THE REQUEST:
Reproduce every entry exactly.

Records excerpted from a collection:
_ _ _ _ _
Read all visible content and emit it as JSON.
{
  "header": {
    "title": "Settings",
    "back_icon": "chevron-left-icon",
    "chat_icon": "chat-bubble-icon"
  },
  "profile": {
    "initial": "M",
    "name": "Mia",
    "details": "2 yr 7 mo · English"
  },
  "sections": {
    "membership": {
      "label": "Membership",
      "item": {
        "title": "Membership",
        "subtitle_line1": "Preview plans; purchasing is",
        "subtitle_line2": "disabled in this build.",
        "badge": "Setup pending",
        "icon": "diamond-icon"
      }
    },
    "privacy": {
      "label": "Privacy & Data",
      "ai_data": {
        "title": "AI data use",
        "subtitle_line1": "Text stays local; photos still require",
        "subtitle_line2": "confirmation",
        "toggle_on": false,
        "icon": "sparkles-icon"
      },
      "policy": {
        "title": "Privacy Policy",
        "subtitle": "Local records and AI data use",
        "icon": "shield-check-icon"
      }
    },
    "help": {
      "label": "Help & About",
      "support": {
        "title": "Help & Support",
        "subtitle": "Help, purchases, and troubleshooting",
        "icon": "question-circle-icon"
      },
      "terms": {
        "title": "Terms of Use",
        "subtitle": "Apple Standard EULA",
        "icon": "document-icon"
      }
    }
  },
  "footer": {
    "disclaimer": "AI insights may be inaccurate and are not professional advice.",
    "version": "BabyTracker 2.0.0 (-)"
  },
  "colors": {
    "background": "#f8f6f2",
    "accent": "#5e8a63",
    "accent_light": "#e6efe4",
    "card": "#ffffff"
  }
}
_ _ _ _ _
SOLUTION BELOW:
Read all visible content and emit it as JSON.
{
  "header": {
    "title": "Settings",
    "back_icon": "chevron-left-icon",
    "chat_icon": "chat-bubble-icon"
  },
  "profile": {
    "initial": "M",
    "name": "Mia",
    "details": "2 yr 7 mo · English"
  },
  "sections": {
    "membership": {
      "label": "Membership",
      "item": {
        "title": "Membership",
        "subtitle_line1": "Preview plans; purchasing is",
        "subtitle_line2": "disabled in this build.",
        "badge": "Setup pending",
        "icon": "diamond-icon"
      }
    },
    "privacy": {
      "label": "Privacy & Data",
      "ai_data": {
        "title": "AI data use",
        "subtitle_line1": "Text stays local; photos still require",
        "subtitle_line2": "confirmation",
        "toggle_on": false,
        "icon": "sparkles-icon"
      },
      "policy": {
        "title": "Privacy Policy",
        "subtitle": "Local records and AI data use",
        "icon": "shield-check-icon"
      }
    },
    "help": {
      "label": "Help & About",
      "support": {
        "title": "Help & Support",
        "subtitle": "Help, purchases, and troubleshooting",
        "icon": "question-circle-icon"
      },
      "terms": {
        "title": "Terms of Use",
        "subtitle": "Apple Standard EULA",
        "icon": "document-icon"
      }
    }
  },
  "footer": {
    "disclaimer": "AI insights may be inaccurate and are not professional advice.",
    "version": "BabyTracker 2.0.0 (-)"
  },
  "colors": {
    "background": "#f8f6f2",
    "accent": "#5e8a63",
    "accent_light": "#e6efe4",
    "card": "#ffffff"
  }
}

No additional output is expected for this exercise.